From the entries that follow, list every line in which the string "nguyên" appears.

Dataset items

* Start *

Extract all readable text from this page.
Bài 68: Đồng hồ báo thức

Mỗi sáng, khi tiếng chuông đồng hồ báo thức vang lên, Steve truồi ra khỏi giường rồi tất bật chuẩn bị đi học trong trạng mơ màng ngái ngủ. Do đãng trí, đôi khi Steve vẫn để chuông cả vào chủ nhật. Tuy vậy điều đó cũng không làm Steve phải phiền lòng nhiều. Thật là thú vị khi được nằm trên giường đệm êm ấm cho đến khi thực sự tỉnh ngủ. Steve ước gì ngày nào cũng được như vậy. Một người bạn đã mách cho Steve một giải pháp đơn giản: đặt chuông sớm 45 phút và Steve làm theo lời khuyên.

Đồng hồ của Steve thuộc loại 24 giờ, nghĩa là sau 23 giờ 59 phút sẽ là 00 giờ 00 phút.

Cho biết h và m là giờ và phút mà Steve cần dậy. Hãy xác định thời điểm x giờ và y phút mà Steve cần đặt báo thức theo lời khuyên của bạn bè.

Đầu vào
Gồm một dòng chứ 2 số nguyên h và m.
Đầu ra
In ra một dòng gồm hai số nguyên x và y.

* End *
* Start *

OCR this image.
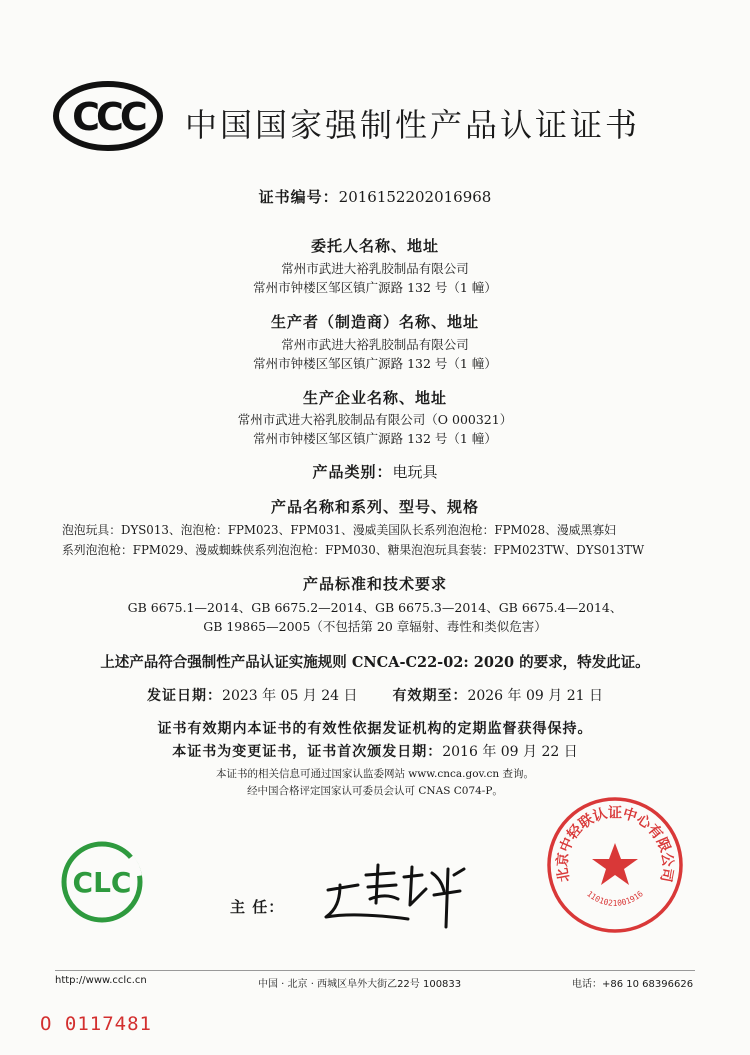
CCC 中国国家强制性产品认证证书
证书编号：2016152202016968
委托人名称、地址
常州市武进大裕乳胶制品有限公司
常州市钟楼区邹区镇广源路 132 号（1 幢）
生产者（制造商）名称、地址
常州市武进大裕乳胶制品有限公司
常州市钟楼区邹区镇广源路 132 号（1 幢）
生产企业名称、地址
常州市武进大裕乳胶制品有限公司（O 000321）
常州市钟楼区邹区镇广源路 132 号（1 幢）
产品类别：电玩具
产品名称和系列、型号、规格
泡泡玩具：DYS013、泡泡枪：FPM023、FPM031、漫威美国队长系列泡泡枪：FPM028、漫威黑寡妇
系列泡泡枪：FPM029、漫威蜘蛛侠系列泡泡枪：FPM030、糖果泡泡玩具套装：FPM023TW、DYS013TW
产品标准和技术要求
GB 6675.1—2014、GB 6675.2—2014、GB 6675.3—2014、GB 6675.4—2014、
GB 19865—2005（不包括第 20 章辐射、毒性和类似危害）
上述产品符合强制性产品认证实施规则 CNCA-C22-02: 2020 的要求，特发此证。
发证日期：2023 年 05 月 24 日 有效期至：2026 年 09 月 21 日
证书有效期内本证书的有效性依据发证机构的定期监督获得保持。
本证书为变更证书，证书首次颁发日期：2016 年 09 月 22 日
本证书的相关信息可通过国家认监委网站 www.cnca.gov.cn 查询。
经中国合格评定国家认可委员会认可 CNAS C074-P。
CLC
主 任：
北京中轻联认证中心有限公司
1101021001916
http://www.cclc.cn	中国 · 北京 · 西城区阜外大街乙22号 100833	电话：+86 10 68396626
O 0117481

* End *
* Start *

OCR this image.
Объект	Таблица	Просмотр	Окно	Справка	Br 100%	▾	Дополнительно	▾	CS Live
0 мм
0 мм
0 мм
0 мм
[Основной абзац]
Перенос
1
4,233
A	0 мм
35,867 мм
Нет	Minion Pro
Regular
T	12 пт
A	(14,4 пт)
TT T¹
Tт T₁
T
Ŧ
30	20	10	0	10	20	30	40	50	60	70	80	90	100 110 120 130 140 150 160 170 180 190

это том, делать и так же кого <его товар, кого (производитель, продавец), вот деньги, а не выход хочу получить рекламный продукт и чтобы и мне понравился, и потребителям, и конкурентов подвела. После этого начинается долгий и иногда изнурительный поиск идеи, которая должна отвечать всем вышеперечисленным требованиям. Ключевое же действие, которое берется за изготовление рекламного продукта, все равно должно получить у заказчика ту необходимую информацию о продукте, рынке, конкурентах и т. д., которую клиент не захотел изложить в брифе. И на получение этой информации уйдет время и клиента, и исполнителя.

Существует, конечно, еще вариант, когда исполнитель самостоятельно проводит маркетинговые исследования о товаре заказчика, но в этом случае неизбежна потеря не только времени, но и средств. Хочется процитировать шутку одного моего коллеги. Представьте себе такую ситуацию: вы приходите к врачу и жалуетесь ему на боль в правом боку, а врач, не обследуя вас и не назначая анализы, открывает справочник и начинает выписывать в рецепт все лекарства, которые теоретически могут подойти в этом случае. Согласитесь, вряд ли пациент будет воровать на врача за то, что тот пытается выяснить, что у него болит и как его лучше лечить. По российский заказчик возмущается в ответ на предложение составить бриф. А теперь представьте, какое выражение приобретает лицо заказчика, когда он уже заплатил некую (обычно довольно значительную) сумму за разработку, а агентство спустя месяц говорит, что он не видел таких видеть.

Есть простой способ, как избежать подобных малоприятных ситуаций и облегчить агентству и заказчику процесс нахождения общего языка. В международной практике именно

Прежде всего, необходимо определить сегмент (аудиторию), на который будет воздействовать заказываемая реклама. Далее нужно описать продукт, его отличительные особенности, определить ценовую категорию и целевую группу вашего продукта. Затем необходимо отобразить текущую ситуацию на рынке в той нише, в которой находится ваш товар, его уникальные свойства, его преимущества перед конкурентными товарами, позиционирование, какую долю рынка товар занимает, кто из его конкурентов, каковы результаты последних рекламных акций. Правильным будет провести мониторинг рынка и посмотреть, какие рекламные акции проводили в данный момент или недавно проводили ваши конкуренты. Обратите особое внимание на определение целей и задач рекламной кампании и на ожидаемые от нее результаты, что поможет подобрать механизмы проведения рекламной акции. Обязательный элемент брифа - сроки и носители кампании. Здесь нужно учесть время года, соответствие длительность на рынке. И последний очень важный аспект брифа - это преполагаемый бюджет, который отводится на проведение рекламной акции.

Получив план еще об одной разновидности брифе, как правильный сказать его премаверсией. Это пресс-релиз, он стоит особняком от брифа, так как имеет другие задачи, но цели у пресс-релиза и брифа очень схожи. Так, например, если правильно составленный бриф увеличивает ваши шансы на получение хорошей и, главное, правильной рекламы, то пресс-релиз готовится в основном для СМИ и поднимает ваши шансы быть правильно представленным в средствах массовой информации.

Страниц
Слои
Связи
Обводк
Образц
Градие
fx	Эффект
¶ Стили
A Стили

* End *

▸ Solution to the exercise:
Gồm một dòng chứ 2 số nguyên h và m.
In ra một dòng gồm hai số nguyên x và y.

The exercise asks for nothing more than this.